# STATED TASK 1
Please identify each line in the records that contains the word "every", and copy those lines out. Case counts.

# EXTRACT PROVIDED
□ □ □ □ □

Tutorial 2: Getting to know your data
1. Define what “data” refers to. A collection of data objects and their attributes.
2. Explain what an “attribute” represents. A variable property or characteristic of an object.
3. Name the two broad types of variables that may be present within any given set of data.
   Qualitative, quantitative
4. Discuss the similarities and differences between nominal and ordinal variables. Both relate to
   qualitative attributes with varying states or categories. However, for nominal variables, there is
   no natural order to the categories and they cannot be ranked in any way, whereas the opposite
   is true for ordinal variables.
5. Which of the following statements are correct regarding an attribute that is on the interval
   scale? You may choose more than one.
       a. There is no meaningful zero, and ratios don’t make sense
       b. There is a natural zero, but differences are meaningless.
       c. There is no meaningful zero, but differences are meaningful.

□ □ □ □ □

# DATASET EXTRACT

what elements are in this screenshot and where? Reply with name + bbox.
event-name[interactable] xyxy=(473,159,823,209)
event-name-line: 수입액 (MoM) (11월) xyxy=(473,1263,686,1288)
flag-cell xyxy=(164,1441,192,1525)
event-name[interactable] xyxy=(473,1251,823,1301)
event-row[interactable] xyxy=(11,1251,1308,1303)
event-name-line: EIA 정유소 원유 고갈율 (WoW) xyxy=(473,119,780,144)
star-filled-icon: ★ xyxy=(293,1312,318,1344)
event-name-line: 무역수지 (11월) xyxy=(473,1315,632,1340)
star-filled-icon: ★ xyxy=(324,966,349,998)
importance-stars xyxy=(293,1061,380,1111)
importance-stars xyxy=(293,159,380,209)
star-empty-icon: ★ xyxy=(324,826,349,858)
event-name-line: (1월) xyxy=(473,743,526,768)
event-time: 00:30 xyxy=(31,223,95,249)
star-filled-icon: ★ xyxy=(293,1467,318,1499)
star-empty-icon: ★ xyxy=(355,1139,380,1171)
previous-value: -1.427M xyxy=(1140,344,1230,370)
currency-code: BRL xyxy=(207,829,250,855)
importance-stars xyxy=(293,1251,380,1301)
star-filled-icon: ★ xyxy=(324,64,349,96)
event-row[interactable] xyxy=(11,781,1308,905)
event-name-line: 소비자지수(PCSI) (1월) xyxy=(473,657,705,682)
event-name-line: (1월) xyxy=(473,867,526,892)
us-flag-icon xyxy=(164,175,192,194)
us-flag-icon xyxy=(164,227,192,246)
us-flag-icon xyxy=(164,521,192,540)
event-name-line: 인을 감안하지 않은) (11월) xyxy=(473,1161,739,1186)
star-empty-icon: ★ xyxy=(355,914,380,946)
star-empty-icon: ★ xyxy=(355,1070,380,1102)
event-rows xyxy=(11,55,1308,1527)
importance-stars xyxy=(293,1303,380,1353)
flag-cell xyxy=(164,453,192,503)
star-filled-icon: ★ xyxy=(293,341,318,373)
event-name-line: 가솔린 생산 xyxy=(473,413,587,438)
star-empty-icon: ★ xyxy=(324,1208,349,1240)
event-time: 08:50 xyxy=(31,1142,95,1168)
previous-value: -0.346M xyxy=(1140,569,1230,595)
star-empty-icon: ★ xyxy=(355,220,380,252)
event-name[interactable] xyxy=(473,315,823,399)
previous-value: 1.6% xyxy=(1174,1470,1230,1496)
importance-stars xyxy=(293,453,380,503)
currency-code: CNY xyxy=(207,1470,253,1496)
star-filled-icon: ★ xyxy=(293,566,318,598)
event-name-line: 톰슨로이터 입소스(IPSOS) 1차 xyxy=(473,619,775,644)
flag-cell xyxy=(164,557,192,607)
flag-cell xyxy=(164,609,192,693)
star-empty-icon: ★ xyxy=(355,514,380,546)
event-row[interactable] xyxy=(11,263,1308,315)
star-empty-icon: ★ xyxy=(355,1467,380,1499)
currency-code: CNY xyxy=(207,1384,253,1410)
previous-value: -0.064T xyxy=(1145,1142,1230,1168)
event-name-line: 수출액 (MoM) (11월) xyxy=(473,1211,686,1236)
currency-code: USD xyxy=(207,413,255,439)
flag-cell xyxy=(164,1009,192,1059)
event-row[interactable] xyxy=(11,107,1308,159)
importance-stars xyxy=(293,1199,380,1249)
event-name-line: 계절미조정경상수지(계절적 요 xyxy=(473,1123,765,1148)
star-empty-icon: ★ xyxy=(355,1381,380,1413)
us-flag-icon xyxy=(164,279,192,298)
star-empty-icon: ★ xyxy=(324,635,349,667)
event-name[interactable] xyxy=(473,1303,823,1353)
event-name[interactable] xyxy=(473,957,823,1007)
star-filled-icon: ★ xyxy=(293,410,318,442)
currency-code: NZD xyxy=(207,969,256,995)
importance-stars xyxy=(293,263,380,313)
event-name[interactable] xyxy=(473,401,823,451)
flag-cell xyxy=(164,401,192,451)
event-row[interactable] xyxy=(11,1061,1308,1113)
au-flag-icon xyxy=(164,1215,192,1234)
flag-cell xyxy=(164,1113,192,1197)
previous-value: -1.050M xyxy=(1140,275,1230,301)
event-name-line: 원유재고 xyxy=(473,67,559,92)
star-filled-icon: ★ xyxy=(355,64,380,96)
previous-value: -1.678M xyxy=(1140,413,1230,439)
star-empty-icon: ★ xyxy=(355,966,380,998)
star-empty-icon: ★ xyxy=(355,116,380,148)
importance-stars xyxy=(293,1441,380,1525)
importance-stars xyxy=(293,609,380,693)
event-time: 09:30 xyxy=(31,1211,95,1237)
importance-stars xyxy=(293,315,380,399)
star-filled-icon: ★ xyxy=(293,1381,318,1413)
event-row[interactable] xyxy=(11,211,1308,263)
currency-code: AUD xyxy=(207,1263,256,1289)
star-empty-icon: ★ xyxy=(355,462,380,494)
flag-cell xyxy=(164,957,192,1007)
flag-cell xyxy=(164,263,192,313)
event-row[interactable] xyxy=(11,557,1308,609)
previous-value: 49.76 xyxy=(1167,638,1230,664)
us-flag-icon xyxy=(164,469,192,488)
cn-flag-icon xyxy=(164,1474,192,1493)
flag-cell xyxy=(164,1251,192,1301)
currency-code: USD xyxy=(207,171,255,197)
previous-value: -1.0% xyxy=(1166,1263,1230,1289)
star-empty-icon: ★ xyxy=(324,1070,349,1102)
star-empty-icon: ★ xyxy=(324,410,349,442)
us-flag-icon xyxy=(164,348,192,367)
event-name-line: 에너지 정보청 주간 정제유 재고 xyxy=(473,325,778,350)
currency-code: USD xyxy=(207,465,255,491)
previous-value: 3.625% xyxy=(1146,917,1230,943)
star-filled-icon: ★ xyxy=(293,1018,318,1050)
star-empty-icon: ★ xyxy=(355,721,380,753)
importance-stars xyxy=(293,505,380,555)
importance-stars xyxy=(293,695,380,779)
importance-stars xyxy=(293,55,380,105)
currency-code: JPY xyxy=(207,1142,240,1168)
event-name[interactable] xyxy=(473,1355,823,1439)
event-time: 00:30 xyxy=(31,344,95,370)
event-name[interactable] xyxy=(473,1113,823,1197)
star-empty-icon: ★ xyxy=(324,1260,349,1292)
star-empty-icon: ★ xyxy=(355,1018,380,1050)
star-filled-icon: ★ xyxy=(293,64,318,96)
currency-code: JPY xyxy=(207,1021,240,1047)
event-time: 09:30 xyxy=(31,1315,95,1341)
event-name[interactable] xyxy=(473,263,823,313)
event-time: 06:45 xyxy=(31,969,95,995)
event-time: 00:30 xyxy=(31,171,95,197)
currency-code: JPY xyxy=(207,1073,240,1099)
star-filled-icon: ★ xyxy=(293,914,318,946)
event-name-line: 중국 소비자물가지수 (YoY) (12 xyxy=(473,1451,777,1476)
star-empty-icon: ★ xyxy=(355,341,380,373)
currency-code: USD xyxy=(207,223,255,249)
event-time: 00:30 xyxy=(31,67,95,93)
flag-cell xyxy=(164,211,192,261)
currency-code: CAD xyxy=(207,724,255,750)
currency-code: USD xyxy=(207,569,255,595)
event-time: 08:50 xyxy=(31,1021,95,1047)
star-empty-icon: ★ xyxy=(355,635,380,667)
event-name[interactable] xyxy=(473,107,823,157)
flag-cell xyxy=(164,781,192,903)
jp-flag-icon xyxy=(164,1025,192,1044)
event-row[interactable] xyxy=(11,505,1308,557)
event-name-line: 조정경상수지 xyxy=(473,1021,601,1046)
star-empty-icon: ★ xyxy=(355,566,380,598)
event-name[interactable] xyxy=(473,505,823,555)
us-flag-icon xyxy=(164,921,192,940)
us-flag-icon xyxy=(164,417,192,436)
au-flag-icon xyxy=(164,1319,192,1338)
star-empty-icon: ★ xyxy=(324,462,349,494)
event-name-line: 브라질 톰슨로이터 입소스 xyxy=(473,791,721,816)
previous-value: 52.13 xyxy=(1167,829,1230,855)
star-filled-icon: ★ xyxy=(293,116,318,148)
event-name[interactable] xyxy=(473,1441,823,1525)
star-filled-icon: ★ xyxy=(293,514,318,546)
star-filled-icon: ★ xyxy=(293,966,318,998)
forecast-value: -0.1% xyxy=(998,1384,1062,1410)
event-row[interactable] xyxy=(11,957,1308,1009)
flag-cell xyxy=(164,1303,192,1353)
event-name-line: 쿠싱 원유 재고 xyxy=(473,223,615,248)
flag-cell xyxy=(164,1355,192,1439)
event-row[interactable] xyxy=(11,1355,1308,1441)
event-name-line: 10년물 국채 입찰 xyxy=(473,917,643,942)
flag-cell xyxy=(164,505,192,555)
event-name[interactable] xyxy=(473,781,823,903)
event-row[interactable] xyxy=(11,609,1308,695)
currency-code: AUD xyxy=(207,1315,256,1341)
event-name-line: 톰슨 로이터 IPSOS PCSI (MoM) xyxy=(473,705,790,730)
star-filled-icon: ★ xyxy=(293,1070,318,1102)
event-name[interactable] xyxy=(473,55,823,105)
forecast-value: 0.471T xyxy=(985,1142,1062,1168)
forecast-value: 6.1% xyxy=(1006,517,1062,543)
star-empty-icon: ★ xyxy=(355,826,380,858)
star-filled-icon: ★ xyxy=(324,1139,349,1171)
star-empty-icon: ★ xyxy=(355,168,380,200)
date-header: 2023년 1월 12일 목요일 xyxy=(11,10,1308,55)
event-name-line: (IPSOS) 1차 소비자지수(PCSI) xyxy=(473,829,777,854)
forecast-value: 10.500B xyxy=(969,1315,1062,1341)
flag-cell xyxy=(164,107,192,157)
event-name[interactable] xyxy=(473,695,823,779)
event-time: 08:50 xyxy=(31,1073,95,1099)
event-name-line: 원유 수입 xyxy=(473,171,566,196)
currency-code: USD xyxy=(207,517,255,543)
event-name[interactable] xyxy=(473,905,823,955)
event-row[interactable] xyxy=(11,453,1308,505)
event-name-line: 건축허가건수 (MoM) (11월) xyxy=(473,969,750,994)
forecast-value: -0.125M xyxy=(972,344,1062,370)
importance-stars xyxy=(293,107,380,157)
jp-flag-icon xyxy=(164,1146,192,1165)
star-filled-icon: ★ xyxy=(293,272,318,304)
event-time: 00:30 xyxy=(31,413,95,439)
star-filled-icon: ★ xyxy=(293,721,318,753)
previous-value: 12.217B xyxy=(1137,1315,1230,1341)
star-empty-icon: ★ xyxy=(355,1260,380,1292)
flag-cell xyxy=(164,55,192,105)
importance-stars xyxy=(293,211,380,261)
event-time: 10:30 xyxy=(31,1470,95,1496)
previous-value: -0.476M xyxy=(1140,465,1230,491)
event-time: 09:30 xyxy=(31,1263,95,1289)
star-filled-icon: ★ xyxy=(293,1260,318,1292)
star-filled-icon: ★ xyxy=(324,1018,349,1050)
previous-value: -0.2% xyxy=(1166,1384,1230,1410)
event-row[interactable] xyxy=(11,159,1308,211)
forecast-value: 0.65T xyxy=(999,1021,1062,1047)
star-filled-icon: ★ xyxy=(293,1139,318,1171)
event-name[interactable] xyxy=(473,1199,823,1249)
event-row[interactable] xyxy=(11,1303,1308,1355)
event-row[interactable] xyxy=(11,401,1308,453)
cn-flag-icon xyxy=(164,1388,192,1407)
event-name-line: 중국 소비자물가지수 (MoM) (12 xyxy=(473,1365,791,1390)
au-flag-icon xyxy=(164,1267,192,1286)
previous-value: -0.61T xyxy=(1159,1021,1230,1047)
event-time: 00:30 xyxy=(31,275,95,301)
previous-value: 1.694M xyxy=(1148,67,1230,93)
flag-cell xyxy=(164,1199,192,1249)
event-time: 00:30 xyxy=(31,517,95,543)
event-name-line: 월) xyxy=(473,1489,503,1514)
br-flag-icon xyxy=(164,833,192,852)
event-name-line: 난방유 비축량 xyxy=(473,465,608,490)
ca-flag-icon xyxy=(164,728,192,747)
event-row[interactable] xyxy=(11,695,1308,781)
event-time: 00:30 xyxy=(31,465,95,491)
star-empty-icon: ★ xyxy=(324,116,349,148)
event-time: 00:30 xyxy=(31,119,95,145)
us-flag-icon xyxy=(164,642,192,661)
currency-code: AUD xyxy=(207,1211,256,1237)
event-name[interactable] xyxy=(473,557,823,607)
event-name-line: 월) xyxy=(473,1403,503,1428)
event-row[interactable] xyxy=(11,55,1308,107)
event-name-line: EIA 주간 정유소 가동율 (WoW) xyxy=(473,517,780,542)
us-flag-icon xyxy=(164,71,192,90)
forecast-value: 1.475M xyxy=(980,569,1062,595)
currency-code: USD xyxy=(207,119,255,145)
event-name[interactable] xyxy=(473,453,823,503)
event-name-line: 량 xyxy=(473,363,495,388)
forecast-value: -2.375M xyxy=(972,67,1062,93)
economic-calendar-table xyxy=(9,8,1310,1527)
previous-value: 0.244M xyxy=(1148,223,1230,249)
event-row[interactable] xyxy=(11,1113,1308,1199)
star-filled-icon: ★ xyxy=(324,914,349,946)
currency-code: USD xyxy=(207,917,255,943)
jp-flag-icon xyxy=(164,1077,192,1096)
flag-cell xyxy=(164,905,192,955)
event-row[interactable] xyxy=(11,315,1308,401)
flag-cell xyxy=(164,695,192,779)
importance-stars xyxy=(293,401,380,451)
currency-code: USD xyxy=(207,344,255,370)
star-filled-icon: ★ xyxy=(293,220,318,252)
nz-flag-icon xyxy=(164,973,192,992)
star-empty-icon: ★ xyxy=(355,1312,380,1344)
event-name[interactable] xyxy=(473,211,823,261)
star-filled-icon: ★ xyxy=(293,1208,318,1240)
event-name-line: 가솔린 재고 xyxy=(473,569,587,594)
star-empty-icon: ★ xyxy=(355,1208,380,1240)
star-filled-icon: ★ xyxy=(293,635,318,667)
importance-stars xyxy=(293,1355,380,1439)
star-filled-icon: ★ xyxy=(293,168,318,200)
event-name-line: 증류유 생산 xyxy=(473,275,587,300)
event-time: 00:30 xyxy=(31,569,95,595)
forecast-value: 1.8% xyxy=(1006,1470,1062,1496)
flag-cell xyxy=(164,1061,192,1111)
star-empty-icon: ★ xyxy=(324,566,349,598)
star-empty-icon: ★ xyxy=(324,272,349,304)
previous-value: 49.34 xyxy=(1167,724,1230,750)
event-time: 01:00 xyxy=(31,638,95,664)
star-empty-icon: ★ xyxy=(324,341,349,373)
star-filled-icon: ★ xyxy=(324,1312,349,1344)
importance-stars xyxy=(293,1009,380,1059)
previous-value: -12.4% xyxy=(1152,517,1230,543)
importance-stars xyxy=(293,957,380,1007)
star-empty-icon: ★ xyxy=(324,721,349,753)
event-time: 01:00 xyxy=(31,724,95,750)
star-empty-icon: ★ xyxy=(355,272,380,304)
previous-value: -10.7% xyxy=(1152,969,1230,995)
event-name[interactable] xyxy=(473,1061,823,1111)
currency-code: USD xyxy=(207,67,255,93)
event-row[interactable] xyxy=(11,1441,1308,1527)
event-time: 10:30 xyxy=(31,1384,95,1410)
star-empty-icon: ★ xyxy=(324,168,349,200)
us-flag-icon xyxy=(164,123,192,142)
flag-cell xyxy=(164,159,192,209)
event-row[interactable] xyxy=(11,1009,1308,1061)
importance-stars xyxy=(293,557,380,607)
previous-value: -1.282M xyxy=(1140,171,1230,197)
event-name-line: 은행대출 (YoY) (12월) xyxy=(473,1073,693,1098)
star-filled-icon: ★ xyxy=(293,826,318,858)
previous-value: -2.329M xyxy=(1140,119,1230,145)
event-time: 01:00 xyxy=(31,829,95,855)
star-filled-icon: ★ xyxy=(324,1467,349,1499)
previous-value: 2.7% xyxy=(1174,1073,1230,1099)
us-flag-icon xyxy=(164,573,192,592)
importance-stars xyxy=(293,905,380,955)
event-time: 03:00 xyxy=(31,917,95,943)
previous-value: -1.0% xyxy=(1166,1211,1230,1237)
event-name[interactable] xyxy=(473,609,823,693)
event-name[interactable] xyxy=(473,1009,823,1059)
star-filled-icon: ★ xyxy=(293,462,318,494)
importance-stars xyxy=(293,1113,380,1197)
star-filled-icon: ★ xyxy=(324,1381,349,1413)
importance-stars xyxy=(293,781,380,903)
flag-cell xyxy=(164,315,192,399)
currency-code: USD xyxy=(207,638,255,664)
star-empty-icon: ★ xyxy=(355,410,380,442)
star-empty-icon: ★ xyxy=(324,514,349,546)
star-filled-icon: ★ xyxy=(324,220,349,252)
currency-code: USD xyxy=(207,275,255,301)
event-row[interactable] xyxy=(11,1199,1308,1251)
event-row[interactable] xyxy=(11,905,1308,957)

□ □ □ □ □

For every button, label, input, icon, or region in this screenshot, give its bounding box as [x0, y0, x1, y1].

□ □ □ □ □

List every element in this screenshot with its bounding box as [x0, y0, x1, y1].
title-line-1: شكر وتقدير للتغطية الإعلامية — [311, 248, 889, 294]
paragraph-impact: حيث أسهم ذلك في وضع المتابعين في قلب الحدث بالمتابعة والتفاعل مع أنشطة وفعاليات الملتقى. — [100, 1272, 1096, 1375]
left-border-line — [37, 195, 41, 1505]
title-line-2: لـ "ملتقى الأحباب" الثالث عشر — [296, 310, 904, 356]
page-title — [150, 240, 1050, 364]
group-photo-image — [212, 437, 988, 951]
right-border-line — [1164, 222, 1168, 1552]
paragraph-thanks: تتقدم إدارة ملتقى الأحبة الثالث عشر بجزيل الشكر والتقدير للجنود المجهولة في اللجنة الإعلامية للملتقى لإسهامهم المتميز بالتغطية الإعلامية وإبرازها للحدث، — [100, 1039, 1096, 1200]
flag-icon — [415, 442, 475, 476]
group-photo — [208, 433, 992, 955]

□ □ □ □ □

# STATED TASK 2
Answer these questions from the data tutorial:
(a) What does it say "data" refers to?
(b) What are the two broad types of variables it names?
(c) For which kind of variable does it say the categories have no natural order?

# EXERCISE RESPONSE 1
For every button, label, input, icon, or region in this screenshot, give its bounding box as [x0, y0, x1, y1].
List every element in this screenshot with its bounding box as [x0, y0, x1, y1].

# EXERCISE RESPONSE 2
(a) A collection of data objects and their attributes.
(b) Qualitative and quantitative.
(c) Nominal variables.